- ЗАДАНИЕ
Выведите в виде JSON-списка строк отрезок от самого начала строк до строки, содержащей "table-cell: 0 — [124, 324, 318, 352]", включая обе границы. Каждой строке должно соответствовать одно значение списка, пустые строки пропустите.

- ИСХОДНЫЕ СТРОКИ

══════════════════════════════

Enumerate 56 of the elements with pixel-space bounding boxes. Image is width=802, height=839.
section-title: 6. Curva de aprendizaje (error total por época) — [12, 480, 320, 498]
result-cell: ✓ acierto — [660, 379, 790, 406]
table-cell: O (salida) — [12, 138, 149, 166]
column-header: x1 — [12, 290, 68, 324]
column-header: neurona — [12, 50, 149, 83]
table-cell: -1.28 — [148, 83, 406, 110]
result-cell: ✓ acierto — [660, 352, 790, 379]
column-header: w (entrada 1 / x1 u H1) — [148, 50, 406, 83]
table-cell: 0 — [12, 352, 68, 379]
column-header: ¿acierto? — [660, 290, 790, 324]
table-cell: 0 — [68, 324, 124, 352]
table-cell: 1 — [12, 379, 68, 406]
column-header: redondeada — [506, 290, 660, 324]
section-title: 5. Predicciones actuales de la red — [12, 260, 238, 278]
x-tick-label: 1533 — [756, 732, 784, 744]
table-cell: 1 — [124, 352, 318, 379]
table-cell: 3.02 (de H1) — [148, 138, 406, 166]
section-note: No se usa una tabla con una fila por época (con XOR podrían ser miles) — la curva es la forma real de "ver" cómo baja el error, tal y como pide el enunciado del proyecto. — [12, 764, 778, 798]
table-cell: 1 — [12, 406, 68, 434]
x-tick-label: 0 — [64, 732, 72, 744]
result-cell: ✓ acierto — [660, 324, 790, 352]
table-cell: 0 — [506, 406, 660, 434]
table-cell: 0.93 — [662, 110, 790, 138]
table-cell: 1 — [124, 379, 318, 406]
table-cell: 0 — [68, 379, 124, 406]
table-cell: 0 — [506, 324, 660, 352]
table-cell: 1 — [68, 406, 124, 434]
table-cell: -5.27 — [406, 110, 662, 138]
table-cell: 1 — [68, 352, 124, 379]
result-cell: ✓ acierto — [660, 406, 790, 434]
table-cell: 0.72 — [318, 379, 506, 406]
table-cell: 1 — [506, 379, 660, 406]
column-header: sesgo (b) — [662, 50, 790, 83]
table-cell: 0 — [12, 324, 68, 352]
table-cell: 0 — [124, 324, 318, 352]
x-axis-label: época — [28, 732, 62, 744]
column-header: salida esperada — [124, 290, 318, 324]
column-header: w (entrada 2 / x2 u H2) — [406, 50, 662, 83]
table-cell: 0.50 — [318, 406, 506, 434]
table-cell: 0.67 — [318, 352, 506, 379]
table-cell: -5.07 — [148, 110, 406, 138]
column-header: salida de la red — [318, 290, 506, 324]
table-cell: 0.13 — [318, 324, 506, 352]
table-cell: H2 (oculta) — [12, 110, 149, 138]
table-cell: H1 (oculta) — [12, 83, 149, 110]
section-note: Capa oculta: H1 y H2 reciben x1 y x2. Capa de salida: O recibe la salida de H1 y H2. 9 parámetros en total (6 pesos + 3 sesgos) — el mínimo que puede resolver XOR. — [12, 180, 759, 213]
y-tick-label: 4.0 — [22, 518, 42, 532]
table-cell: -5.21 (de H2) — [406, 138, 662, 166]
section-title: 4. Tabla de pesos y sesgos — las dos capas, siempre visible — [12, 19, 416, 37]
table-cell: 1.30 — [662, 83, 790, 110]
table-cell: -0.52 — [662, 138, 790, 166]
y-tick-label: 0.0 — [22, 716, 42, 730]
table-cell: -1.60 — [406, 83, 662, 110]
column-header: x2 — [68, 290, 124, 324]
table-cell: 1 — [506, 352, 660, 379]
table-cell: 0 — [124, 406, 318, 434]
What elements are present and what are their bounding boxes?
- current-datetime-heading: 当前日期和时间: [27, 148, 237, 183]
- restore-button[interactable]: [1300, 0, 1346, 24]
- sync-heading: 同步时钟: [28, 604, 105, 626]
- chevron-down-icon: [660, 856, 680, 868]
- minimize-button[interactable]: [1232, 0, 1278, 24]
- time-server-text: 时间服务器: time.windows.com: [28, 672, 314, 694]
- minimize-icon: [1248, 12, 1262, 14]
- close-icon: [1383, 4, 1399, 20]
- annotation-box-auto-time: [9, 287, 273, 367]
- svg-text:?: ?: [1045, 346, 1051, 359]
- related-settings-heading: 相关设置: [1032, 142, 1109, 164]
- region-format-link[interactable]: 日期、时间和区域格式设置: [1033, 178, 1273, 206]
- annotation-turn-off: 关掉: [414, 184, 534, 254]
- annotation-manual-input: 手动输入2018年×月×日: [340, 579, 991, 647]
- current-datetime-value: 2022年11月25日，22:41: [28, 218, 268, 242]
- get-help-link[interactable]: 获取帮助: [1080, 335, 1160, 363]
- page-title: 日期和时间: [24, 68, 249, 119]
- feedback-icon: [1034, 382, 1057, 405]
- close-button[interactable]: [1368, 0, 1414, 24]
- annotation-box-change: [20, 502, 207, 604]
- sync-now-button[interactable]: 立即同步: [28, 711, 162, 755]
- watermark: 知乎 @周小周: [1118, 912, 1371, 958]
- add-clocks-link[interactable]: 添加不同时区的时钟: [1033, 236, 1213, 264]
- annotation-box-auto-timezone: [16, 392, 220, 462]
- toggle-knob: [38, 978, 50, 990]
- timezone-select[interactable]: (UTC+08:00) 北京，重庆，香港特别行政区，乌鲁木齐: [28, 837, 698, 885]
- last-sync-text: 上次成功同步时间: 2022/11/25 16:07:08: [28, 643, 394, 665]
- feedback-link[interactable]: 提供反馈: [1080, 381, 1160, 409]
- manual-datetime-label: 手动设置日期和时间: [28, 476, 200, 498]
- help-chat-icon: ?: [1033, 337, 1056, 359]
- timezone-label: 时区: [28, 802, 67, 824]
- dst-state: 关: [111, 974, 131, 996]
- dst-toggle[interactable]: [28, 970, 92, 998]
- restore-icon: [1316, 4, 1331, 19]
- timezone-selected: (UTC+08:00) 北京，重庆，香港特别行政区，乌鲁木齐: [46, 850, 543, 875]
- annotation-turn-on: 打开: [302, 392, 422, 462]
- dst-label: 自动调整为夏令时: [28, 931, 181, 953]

══════════════════════════════

- ОТВЕТ
[
  "Enumerate 56 of the elements with pixel-space bounding boxes. Image is width=802, height=839.",
  "section-title: 6. Curva de aprendizaje (error total por época) — [12, 480, 320, 498]",
  "result-cell: ✓ acierto — [660, 379, 790, 406]",
  "table-cell: O (salida) — [12, 138, 149, 166]",
  "column-header: x1 — [12, 290, 68, 324]",
  "column-header: neurona — [12, 50, 149, 83]",
  "table-cell: -1.28 — [148, 83, 406, 110]",
  "result-cell: ✓ acierto — [660, 352, 790, 379]",
  "column-header: w (entrada 1 / x1 u H1) — [148, 50, 406, 83]",
  "table-cell: 0 — [12, 352, 68, 379]",
  "column-header: ¿acierto? — [660, 290, 790, 324]",
  "table-cell: 0 — [68, 324, 124, 352]",
  "table-cell: 1 — [12, 379, 68, 406]",
  "column-header: redondeada — [506, 290, 660, 324]",
  "section-title: 5. Predicciones actuales de la red — [12, 260, 238, 278]",
  "x-tick-label: 1533 — [756, 732, 784, 744]",
  "table-cell: 1 — [124, 352, 318, 379]",
  "table-cell: 3.02 (de H1) — [148, 138, 406, 166]",
  "section-note: No se usa una tabla con una fila por época (con XOR podrían ser miles) — la curva es la forma real de \"ver\" cómo baja el error, tal y como pide el enunciado del proyecto. — [12, 764, 778, 798]",
  "table-cell: 1 — [12, 406, 68, 434]",
  "x-tick-label: 0 — [64, 732, 72, 744]",
  "result-cell: ✓ acierto — [660, 324, 790, 352]",
  "table-cell: 0 — [506, 406, 660, 434]",
  "table-cell: 0.93 — [662, 110, 790, 138]",
  "table-cell: 1 — [124, 379, 318, 406]",
  "table-cell: 0 — [68, 379, 124, 406]",
  "table-cell: 0 — [506, 324, 660, 352]",
  "table-cell: 1 — [68, 406, 124, 434]",
  "table-cell: -5.27 — [406, 110, 662, 138]",
  "table-cell: 1 — [68, 352, 124, 379]",
  "result-cell: ✓ acierto — [660, 406, 790, 434]",
  "table-cell: 0.72 — [318, 379, 506, 406]",
  "table-cell: 1 — [506, 379, 660, 406]",
  "column-header: sesgo (b) — [662, 50, 790, 83]",
  "table-cell: 0 — [12, 324, 68, 352]",
  "table-cell: 0 — [124, 324, 318, 352]"
]